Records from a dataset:

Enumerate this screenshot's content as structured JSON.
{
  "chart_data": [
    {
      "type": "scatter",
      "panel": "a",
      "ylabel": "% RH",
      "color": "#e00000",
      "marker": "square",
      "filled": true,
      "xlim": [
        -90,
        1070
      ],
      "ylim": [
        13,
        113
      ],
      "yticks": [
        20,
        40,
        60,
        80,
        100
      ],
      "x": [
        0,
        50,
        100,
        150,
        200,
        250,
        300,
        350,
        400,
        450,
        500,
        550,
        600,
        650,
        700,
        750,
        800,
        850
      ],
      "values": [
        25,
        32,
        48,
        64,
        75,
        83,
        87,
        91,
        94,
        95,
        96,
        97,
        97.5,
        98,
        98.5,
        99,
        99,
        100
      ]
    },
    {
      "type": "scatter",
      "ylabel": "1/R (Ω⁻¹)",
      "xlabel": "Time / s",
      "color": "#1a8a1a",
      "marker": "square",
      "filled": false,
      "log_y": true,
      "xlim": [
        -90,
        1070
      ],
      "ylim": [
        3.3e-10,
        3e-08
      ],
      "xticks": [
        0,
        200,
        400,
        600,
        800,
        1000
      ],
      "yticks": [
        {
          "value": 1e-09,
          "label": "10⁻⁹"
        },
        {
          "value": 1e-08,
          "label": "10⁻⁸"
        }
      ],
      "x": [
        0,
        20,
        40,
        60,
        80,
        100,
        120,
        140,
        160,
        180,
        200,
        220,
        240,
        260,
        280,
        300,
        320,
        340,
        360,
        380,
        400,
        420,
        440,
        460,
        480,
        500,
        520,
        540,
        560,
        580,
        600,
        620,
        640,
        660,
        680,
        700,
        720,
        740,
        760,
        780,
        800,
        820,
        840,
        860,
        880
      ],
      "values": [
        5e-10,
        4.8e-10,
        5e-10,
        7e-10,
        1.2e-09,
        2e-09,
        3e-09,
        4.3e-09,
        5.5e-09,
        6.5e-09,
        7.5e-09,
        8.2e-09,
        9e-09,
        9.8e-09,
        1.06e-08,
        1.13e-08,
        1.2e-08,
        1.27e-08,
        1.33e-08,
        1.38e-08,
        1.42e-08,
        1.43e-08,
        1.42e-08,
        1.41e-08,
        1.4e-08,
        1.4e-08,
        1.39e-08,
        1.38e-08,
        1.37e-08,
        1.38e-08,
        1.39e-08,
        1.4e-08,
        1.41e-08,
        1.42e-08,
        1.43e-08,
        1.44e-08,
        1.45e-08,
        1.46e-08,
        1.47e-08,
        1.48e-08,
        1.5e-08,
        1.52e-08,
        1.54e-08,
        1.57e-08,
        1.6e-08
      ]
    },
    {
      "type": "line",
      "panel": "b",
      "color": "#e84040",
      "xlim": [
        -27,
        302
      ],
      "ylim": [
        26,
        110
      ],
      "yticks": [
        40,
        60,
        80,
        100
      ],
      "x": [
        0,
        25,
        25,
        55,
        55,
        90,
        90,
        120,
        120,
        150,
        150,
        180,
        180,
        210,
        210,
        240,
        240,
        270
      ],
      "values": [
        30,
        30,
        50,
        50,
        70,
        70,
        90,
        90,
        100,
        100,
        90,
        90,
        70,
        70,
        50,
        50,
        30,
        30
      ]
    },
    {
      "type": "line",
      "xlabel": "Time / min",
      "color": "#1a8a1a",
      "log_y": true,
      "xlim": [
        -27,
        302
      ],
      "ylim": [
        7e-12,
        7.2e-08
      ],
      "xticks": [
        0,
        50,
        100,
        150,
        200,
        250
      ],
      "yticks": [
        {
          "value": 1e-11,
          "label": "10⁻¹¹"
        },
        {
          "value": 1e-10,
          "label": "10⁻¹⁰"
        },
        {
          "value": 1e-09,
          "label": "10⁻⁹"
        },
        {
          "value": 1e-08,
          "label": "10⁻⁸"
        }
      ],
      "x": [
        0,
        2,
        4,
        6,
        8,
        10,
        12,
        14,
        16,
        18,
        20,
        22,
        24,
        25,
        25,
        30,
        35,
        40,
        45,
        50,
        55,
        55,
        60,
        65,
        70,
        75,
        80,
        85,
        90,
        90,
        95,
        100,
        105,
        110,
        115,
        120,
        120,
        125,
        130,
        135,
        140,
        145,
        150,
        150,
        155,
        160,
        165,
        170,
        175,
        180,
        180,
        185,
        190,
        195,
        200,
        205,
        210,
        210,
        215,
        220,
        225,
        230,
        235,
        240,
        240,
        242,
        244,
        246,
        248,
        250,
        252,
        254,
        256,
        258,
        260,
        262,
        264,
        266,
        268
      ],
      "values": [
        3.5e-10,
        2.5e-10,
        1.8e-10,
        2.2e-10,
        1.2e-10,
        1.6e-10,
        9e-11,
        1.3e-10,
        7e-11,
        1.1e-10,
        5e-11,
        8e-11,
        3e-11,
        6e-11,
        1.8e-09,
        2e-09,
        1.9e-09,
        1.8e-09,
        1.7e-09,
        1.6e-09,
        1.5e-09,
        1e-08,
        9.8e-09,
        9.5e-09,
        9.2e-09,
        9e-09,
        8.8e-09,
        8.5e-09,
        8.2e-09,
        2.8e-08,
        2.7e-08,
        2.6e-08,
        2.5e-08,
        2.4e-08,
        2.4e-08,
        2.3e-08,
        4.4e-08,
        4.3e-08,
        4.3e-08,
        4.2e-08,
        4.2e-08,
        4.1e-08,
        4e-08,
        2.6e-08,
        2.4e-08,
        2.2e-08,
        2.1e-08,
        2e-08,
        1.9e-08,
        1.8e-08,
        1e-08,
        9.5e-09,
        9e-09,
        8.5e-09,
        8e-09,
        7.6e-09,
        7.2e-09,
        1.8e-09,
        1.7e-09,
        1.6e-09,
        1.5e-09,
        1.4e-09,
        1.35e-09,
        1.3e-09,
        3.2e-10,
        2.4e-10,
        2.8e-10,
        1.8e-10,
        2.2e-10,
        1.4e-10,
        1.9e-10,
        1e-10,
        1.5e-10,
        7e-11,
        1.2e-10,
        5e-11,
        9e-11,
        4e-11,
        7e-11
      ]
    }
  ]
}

_YOUR GOAL_: Write out every entry above, word for word.

_SOLUTION TO THIS EXERCISE_:
Enumerate this screenshot's content as structured JSON.
{
  "chart_data": [
    {
      "type": "scatter",
      "panel": "a",
      "ylabel": "% RH",
      "color": "#e00000",
      "marker": "square",
      "filled": true,
      "xlim": [
        -90,
        1070
      ],
      "ylim": [
        13,
        113
      ],
      "yticks": [
        20,
        40,
        60,
        80,
        100
      ],
      "x": [
        0,
        50,
        100,
        150,
        200,
        250,
        300,
        350,
        400,
        450,
        500,
        550,
        600,
        650,
        700,
        750,
        800,
        850
      ],
      "values": [
        25,
        32,
        48,
        64,
        75,
        83,
        87,
        91,
        94,
        95,
        96,
        97,
        97.5,
        98,
        98.5,
        99,
        99,
        100
      ]
    },
    {
      "type": "scatter",
      "ylabel": "1/R (Ω⁻¹)",
      "xlabel": "Time / s",
      "color": "#1a8a1a",
      "marker": "square",
      "filled": false,
      "log_y": true,
      "xlim": [
        -90,
        1070
      ],
      "ylim": [
        3.3e-10,
        3e-08
      ],
      "xticks": [
        0,
        200,
        400,
        600,
        800,
        1000
      ],
      "yticks": [
        {
          "value": 1e-09,
          "label": "10⁻⁹"
        },
        {
          "value": 1e-08,
          "label": "10⁻⁸"
        }
      ],
      "x": [
        0,
        20,
        40,
        60,
        80,
        100,
        120,
        140,
        160,
        180,
        200,
        220,
        240,
        260,
        280,
        300,
        320,
        340,
        360,
        380,
        400,
        420,
        440,
        460,
        480,
        500,
        520,
        540,
        560,
        580,
        600,
        620,
        640,
        660,
        680,
        700,
        720,
        740,
        760,
        780,
        800,
        820,
        840,
        860,
        880
      ],
      "values": [
        5e-10,
        4.8e-10,
        5e-10,
        7e-10,
        1.2e-09,
        2e-09,
        3e-09,
        4.3e-09,
        5.5e-09,
        6.5e-09,
        7.5e-09,
        8.2e-09,
        9e-09,
        9.8e-09,
        1.06e-08,
        1.13e-08,
        1.2e-08,
        1.27e-08,
        1.33e-08,
        1.38e-08,
        1.42e-08,
        1.43e-08,
        1.42e-08,
        1.41e-08,
        1.4e-08,
        1.4e-08,
        1.39e-08,
        1.38e-08,
        1.37e-08,
        1.38e-08,
        1.39e-08,
        1.4e-08,
        1.41e-08,
        1.42e-08,
        1.43e-08,
        1.44e-08,
        1.45e-08,
        1.46e-08,
        1.47e-08,
        1.48e-08,
        1.5e-08,
        1.52e-08,
        1.54e-08,
        1.57e-08,
        1.6e-08
      ]
    },
    {
      "type": "line",
      "panel": "b",
      "color": "#e84040",
      "xlim": [
        -27,
        302
      ],
      "ylim": [
        26,
        110
      ],
      "yticks": [
        40,
        60,
        80,
        100
      ],
      "x": [
        0,
        25,
        25,
        55,
        55,
        90,
        90,
        120,
        120,
        150,
        150,
        180,
        180,
        210,
        210,
        240,
        240,
        270
      ],
      "values": [
        30,
        30,
        50,
        50,
        70,
        70,
        90,
        90,
        100,
        100,
        90,
        90,
        70,
        70,
        50,
        50,
        30,
        30
      ]
    },
    {
      "type": "line",
      "xlabel": "Time / min",
      "color": "#1a8a1a",
      "log_y": true,
      "xlim": [
        -27,
        302
      ],
      "ylim": [
        7e-12,
        7.2e-08
      ],
      "xticks": [
        0,
        50,
        100,
        150,
        200,
        250
      ],
      "yticks": [
        {
          "value": 1e-11,
          "label": "10⁻¹¹"
        },
        {
          "value": 1e-10,
          "label": "10⁻¹⁰"
        },
        {
          "value": 1e-09,
          "label": "10⁻⁹"
        },
        {
          "value": 1e-08,
          "label": "10⁻⁸"
        }
      ],
      "x": [
        0,
        2,
        4,
        6,
        8,
        10,
        12,
        14,
        16,
        18,
        20,
        22,
        24,
        25,
        25,
        30,
        35,
        40,
        45,
        50,
        55,
        55,
        60,
        65,
        70,
        75,
        80,
        85,
        90,
        90,
        95,
        100,
        105,
        110,
        115,
        120,
        120,
        125,
        130,
        135,
        140,
        145,
        150,
        150,
        155,
        160,
        165,
        170,
        175,
        180,
        180,
        185,
        190,
        195,
        200,
        205,
        210,
        210,
        215,
        220,
        225,
        230,
        235,
        240,
        240,
        242,
        244,
        246,
        248,
        250,
        252,
        254,
        256,
        258,
        260,
        262,
        264,
        266,
        268
      ],
      "values": [
        3.5e-10,
        2.5e-10,
        1.8e-10,
        2.2e-10,
        1.2e-10,
        1.6e-10,
        9e-11,
        1.3e-10,
        7e-11,
        1.1e-10,
        5e-11,
        8e-11,
        3e-11,
        6e-11,
        1.8e-09,
        2e-09,
        1.9e-09,
        1.8e-09,
        1.7e-09,
        1.6e-09,
        1.5e-09,
        1e-08,
        9.8e-09,
        9.5e-09,
        9.2e-09,
        9e-09,
        8.8e-09,
        8.5e-09,
        8.2e-09,
        2.8e-08,
        2.7e-08,
        2.6e-08,
        2.5e-08,
        2.4e-08,
        2.4e-08,
        2.3e-08,
        4.4e-08,
        4.3e-08,
        4.3e-08,
        4.2e-08,
        4.2e-08,
        4.1e-08,
        4e-08,
        2.6e-08,
        2.4e-08,
        2.2e-08,
        2.1e-08,
        2e-08,
        1.9e-08,
        1.8e-08,
        1e-08,
        9.5e-09,
        9e-09,
        8.5e-09,
        8e-09,
        7.6e-09,
        7.2e-09,
        1.8e-09,
        1.7e-09,
        1.6e-09,
        1.5e-09,
        1.4e-09,
        1.35e-09,
        1.3e-09,
        3.2e-10,
        2.4e-10,
        2.8e-10,
        1.8e-10,
        2.2e-10,
        1.4e-10,
        1.9e-10,
        1e-10,
        1.5e-10,
        7e-11,
        1.2e-10,
        5e-11,
        9e-11,
        4e-11,
        7e-11
      ]
    }
  ]
}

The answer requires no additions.